[Data records]

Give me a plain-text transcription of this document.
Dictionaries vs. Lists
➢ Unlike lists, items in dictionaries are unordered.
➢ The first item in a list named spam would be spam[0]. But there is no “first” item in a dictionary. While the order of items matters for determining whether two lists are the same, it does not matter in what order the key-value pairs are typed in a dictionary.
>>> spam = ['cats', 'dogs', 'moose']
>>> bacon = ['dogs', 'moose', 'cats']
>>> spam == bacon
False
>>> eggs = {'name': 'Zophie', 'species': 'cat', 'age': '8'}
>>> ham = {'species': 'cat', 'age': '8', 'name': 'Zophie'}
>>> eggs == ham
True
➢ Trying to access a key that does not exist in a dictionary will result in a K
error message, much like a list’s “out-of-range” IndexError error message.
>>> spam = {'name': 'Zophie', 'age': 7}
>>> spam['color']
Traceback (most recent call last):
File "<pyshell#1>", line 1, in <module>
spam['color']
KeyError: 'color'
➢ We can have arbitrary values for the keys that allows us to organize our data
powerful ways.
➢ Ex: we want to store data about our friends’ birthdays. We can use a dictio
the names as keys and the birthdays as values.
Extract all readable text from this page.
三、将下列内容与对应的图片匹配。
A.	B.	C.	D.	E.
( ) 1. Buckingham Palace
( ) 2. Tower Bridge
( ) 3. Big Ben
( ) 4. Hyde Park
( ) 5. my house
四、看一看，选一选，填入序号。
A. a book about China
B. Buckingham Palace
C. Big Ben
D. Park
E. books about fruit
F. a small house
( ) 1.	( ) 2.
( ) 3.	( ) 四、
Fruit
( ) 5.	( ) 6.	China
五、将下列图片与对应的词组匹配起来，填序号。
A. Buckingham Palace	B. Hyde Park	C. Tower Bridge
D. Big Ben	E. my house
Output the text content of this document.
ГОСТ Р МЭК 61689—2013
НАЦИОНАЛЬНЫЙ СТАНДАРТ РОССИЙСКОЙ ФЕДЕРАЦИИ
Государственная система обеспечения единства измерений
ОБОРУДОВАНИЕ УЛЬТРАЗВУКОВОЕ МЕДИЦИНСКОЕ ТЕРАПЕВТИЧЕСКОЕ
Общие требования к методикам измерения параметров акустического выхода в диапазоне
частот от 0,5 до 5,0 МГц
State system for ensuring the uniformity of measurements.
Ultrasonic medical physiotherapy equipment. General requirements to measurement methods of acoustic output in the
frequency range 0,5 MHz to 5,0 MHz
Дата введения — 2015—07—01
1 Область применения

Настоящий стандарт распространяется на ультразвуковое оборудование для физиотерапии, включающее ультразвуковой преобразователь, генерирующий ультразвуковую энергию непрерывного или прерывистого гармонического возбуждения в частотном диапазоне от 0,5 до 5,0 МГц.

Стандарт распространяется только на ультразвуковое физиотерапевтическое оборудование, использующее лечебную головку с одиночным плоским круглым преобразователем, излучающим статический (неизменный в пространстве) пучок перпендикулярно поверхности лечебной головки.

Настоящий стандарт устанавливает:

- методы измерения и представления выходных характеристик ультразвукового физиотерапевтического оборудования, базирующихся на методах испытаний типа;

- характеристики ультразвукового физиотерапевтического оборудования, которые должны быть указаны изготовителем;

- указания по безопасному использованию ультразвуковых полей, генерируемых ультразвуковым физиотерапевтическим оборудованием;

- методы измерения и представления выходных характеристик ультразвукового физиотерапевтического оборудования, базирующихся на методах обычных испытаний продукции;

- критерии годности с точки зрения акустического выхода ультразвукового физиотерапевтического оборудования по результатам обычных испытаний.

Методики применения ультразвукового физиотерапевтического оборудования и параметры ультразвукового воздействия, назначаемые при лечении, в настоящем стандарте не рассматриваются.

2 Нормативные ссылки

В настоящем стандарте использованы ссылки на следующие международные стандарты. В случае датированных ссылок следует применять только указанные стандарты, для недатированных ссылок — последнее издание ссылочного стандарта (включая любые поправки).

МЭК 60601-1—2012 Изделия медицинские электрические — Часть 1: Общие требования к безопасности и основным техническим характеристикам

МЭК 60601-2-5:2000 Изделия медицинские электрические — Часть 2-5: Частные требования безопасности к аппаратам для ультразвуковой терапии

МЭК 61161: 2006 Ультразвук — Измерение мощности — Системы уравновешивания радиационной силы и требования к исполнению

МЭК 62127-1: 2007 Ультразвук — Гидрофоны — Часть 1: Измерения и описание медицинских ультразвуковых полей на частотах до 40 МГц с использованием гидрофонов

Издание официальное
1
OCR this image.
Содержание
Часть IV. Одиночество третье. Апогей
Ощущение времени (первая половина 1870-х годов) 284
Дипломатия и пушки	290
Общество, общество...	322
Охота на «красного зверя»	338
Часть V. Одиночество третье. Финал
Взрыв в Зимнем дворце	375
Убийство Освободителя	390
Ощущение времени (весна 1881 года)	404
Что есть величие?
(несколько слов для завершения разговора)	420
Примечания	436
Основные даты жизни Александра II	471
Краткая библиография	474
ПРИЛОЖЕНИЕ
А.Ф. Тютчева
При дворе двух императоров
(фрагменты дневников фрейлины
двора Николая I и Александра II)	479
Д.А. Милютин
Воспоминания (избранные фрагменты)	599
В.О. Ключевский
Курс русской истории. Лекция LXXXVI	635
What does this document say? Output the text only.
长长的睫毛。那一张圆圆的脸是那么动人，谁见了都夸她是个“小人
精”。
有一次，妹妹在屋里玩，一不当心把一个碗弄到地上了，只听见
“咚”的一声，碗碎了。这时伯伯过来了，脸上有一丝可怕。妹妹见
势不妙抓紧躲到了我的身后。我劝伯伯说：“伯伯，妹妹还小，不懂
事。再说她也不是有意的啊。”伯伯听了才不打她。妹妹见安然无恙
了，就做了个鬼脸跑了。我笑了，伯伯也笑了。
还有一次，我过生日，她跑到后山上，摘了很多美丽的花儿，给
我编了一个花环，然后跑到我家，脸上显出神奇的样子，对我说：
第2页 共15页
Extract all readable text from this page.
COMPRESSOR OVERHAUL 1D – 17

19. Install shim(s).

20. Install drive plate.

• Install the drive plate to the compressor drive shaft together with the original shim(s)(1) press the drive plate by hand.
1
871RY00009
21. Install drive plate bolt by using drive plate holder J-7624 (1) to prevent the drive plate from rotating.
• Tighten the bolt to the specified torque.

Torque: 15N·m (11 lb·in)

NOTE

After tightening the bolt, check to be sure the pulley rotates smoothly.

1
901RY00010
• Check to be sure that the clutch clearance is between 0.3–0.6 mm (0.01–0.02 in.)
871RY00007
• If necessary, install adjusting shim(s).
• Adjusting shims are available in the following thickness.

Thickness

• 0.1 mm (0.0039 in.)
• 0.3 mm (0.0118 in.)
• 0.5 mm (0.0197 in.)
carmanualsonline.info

**WRITTEN TASK**
Note every line above where the string "text" shows up, and copy those lines.

**ANSWER TO THIS TASK**
Give me a plain-text transcription of this document.
Extract all readable text from this page.
Output the text content of this document.
What does this document say? Output the text only.
Extract all readable text from this page.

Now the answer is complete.